» **Your task**
Go through the entries below and retype them exactly, omitting each picture.

(Data entries for graphics)
----------------
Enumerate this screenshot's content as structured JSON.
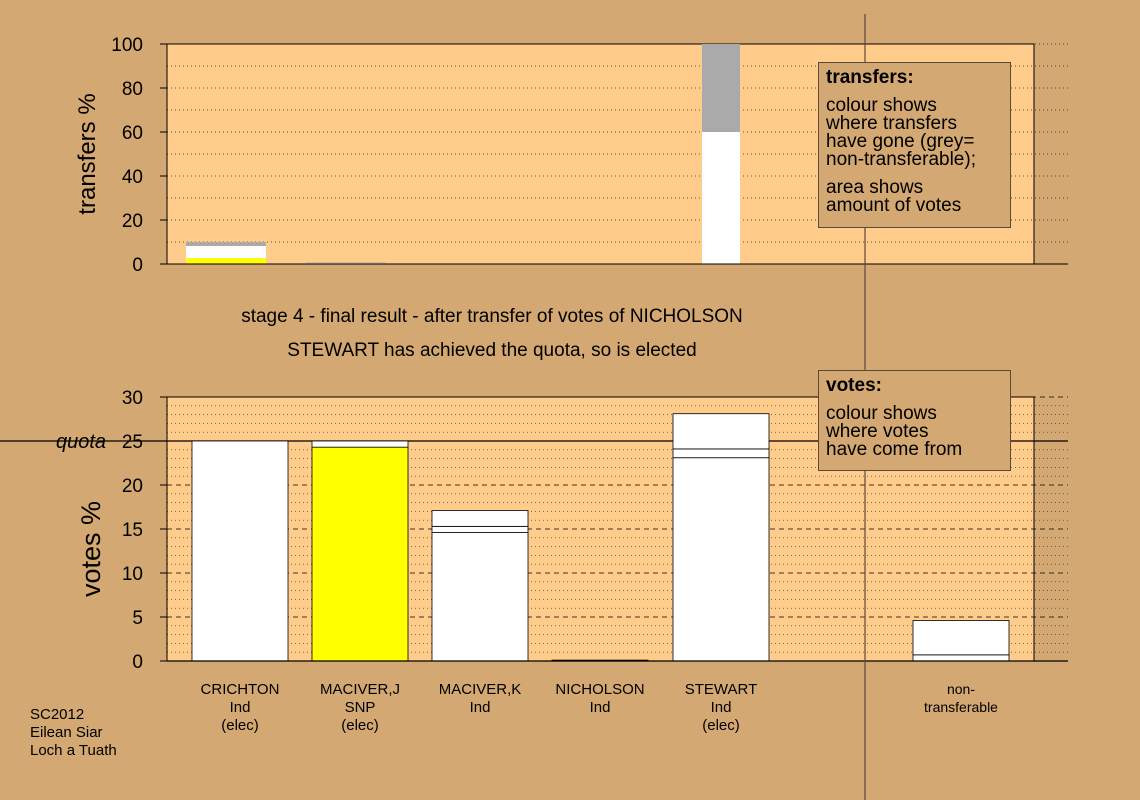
{
  "chart_data": [
    {
      "type": "bar",
      "ylabel": "transfers %",
      "ylim": [
        0,
        100
      ],
      "yticks": [
        0,
        20,
        40,
        60,
        80,
        100
      ],
      "grid": "dotted",
      "categories": [
        "CRICHTON",
        "MACIVER,J",
        "MACIVER,K",
        "NICHOLSON",
        "STEWART",
        "non-transferable"
      ],
      "stacks": [
        [
          {
            "value": 2.7,
            "color": "#ffff00"
          },
          {
            "value": 5.5,
            "color": "#ffffff"
          },
          {
            "value": 1.8,
            "color": "#aaaaaa"
          }
        ],
        [
          {
            "value": 0.4,
            "color": "#ffffff"
          },
          {
            "value": 0.3,
            "color": "#aaaaaa"
          }
        ],
        [],
        [],
        [
          {
            "value": 60,
            "color": "#ffffff"
          },
          {
            "value": 40,
            "color": "#aaaaaa"
          }
        ],
        []
      ],
      "legend": {
        "title": "transfers:",
        "lines": [
          "colour shows\nwhere transfers\nhave gone (grey=\nnon-transferable);",
          "area shows\namount of votes"
        ]
      }
    },
    {
      "type": "bar",
      "ylabel": "votes %",
      "ylim": [
        0,
        30
      ],
      "yticks": [
        0,
        5,
        10,
        15,
        20,
        25,
        30
      ],
      "grid": "dashed",
      "quota": {
        "value": 25,
        "label": "quota"
      },
      "categories": [
        {
          "name": "CRICHTON",
          "party": "Ind",
          "note": "(elec)"
        },
        {
          "name": "MACIVER,J",
          "party": "SNP",
          "note": "(elec)"
        },
        {
          "name": "MACIVER,K",
          "party": "Ind",
          "note": ""
        },
        {
          "name": "NICHOLSON",
          "party": "Ind",
          "note": ""
        },
        {
          "name": "STEWART",
          "party": "Ind",
          "note": "(elec)"
        },
        {
          "name": "non-",
          "party": "transferable",
          "note": ""
        }
      ],
      "stacks": [
        [
          {
            "value": 25.0,
            "color": "#ffffff"
          }
        ],
        [
          {
            "value": 24.3,
            "color": "#ffff00"
          },
          {
            "value": 0.7,
            "color": "#ffffff"
          }
        ],
        [
          {
            "value": 14.6,
            "color": "#ffffff"
          },
          {
            "value": 0.7,
            "color": "#ffffff"
          },
          {
            "value": 1.8,
            "color": "#ffffff"
          }
        ],
        [
          {
            "value": 0.1,
            "color": "#ffffff"
          }
        ],
        [
          {
            "value": 23.1,
            "color": "#ffffff"
          },
          {
            "value": 1.0,
            "color": "#ffffff"
          },
          {
            "value": 4.0,
            "color": "#ffffff"
          }
        ],
        [
          {
            "value": 0.7,
            "color": "#ffffff"
          },
          {
            "value": 3.9,
            "color": "#ffffff"
          }
        ]
      ],
      "legend": {
        "title": "votes:",
        "lines": [
          "colour shows\nwhere votes\nhave come from"
        ]
      }
    }
  ],
  "caption": {
    "line1": "stage 4 - final result - after transfer of votes of NICHOLSON",
    "line2": "STEWART has achieved the quota, so is elected"
  },
  "footer": {
    "line1": "SC2012",
    "line2": "Eilean Siar",
    "line3": "Loch a Tuath"
  },
  "colors": {
    "background": "#d4a872",
    "plot": "#ffcc8c",
    "grey": "#aaaaaa",
    "yellow": "#ffff00"
  }
}
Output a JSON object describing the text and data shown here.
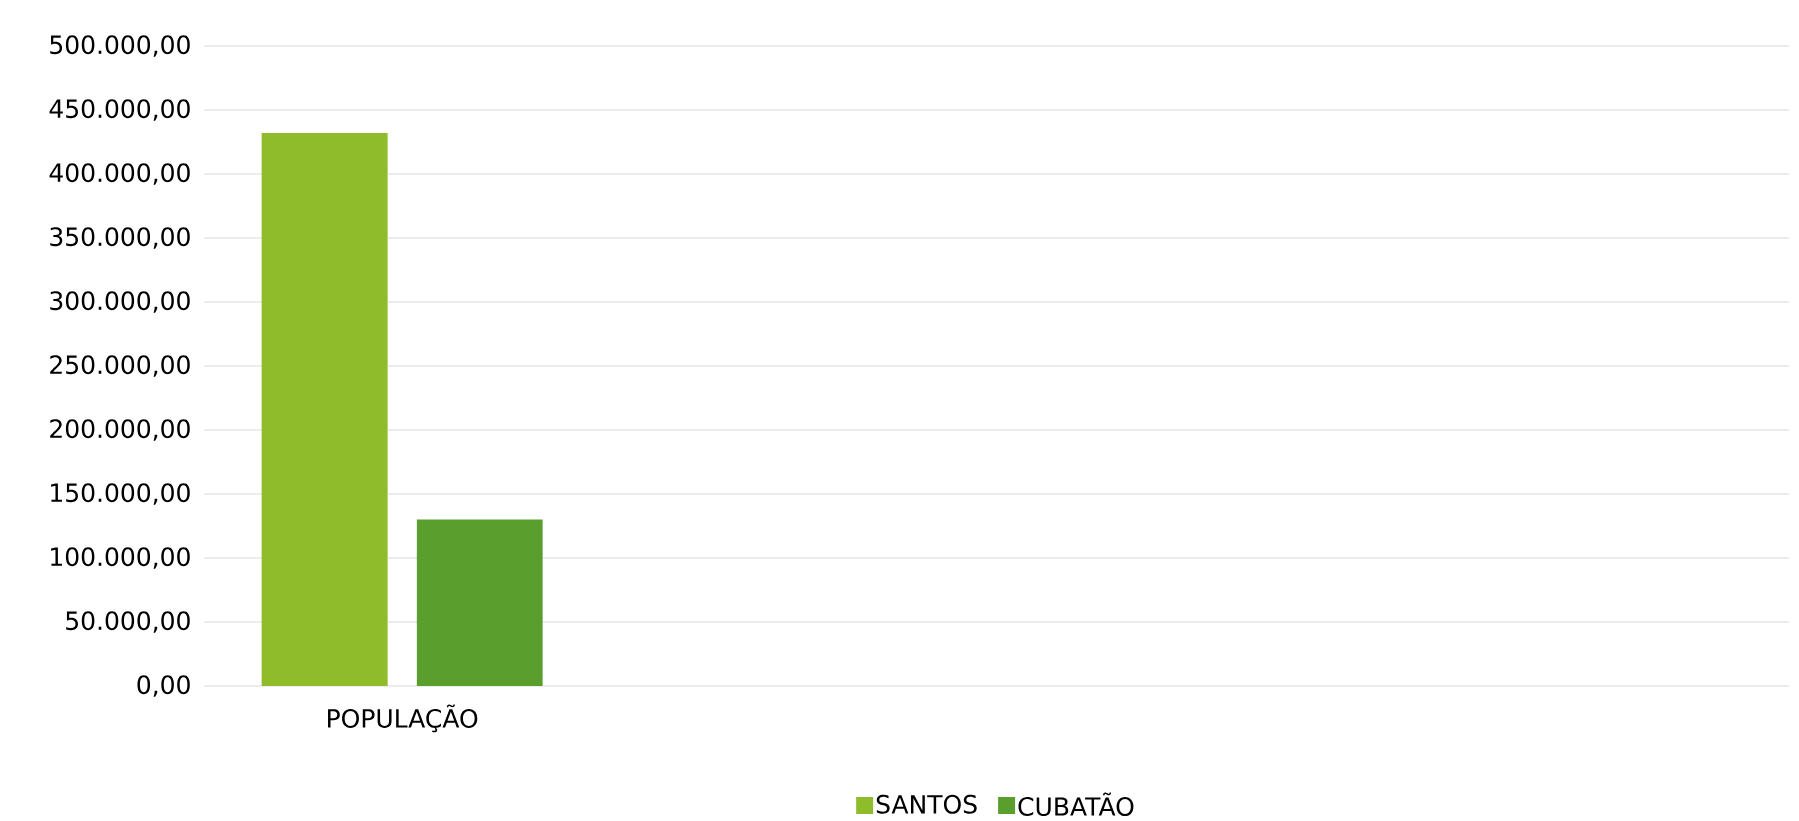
----------------
» **Expected answer**
Enumerate this screenshot's content as structured JSON.
{
  "chart_data": [
    {
      "type": "bar",
      "ylabel": "transfers %",
      "ylim": [
        0,
        100
      ],
      "yticks": [
        0,
        20,
        40,
        60,
        80,
        100
      ],
      "grid": "dotted",
      "categories": [
        "CRICHTON",
        "MACIVER,J",
        "MACIVER,K",
        "NICHOLSON",
        "STEWART",
        "non-transferable"
      ],
      "stacks": [
        [
          {
            "value": 2.7,
            "color": "#ffff00"
          },
          {
            "value": 5.5,
            "color": "#ffffff"
          },
          {
            "value": 1.8,
            "color": "#aaaaaa"
          }
        ],
        [
          {
            "value": 0.4,
            "color": "#ffffff"
          },
          {
            "value": 0.3,
            "color": "#aaaaaa"
          }
        ],
        [],
        [],
        [
          {
            "value": 60,
            "color": "#ffffff"
          },
          {
            "value": 40,
            "color": "#aaaaaa"
          }
        ],
        []
      ],
      "legend": {
        "title": "transfers:",
        "lines": [
          "colour shows\nwhere transfers\nhave gone (grey=\nnon-transferable);",
          "area shows\namount of votes"
        ]
      }
    },
    {
      "type": "bar",
      "ylabel": "votes %",
      "ylim": [
        0,
        30
      ],
      "yticks": [
        0,
        5,
        10,
        15,
        20,
        25,
        30
      ],
      "grid": "dashed",
      "quota": {
        "value": 25,
        "label": "quota"
      },
      "categories": [
        {
          "name": "CRICHTON",
          "party": "Ind",
          "note": "(elec)"
        },
        {
          "name": "MACIVER,J",
          "party": "SNP",
          "note": "(elec)"
        },
        {
          "name": "MACIVER,K",
          "party": "Ind",
          "note": ""
        },
        {
          "name": "NICHOLSON",
          "party": "Ind",
          "note": ""
        },
        {
          "name": "STEWART",
          "party": "Ind",
          "note": "(elec)"
        },
        {
          "name": "non-",
          "party": "transferable",
          "note": ""
        }
      ],
      "stacks": [
        [
          {
            "value": 25.0,
            "color": "#ffffff"
          }
        ],
        [
          {
            "value": 24.3,
            "color": "#ffff00"
          },
          {
            "value": 0.7,
            "color": "#ffffff"
          }
        ],
        [
          {
            "value": 14.6,
            "color": "#ffffff"
          },
          {
            "value": 0.7,
            "color": "#ffffff"
          },
          {
            "value": 1.8,
            "color": "#ffffff"
          }
        ],
        [
          {
            "value": 0.1,
            "color": "#ffffff"
          }
        ],
        [
          {
            "value": 23.1,
            "color": "#ffffff"
          },
          {
            "value": 1.0,
            "color": "#ffffff"
          },
          {
            "value": 4.0,
            "color": "#ffffff"
          }
        ],
        [
          {
            "value": 0.7,
            "color": "#ffffff"
          },
          {
            "value": 3.9,
            "color": "#ffffff"
          }
        ]
      ],
      "legend": {
        "title": "votes:",
        "lines": [
          "colour shows\nwhere votes\nhave come from"
        ]
      }
    }
  ],
  "caption": {
    "line1": "stage 4 - final result - after transfer of votes of NICHOLSON",
    "line2": "STEWART has achieved the quota, so is elected"
  },
  "footer": {
    "line1": "SC2012",
    "line2": "Eilean Siar",
    "line3": "Loch a Tuath"
  },
  "colors": {
    "background": "#d4a872",
    "plot": "#ffcc8c",
    "grey": "#aaaaaa",
    "yellow": "#ffff00"
  }
}
Output a JSON object describing the text and data shown here.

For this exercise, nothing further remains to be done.